**Dataset content**:
* START *

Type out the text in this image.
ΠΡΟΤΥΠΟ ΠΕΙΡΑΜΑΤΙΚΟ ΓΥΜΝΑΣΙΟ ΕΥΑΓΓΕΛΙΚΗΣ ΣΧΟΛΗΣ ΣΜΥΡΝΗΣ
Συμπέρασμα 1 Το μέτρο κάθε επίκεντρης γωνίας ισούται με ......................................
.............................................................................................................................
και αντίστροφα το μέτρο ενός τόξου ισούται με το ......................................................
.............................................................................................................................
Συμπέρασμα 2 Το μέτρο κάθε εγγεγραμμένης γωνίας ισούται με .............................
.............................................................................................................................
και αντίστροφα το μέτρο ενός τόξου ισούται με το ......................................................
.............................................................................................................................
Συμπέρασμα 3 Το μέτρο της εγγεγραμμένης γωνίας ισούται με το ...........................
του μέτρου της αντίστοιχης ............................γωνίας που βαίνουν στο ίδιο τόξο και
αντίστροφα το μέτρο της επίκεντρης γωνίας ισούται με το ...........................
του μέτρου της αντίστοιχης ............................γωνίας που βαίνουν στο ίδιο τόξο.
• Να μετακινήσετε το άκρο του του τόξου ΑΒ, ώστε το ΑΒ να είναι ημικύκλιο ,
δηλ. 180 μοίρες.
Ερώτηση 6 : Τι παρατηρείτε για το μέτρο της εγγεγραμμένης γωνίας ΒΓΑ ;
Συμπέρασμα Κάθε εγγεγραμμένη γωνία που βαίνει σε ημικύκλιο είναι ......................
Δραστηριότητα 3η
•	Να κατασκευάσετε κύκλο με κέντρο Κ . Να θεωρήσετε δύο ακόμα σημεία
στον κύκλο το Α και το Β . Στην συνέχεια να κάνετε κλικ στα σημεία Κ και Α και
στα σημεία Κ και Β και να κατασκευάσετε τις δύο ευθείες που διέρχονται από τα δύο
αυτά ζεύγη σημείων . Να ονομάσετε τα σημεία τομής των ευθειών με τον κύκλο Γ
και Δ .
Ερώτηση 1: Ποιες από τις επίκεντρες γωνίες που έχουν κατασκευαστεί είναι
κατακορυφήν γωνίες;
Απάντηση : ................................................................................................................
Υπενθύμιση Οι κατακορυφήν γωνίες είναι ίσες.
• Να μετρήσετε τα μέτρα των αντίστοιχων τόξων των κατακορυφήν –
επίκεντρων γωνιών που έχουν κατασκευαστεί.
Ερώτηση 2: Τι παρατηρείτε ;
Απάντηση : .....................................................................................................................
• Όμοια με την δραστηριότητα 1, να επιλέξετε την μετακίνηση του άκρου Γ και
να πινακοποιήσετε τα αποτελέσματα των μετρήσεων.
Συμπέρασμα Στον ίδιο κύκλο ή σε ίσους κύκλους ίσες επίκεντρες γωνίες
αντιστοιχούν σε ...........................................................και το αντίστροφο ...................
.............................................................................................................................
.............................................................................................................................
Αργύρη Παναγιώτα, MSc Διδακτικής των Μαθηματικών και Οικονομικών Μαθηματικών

* END *

**Task statement**: Copy out every line with the word "κατασκευαστεί".

**Correct answer**:
Ερώτηση 1: Ποιες από τις επίκεντρες γωνίες που έχουν κατασκευαστεί είναι
επίκεντρων γωνιών που έχουν κατασκευαστεί.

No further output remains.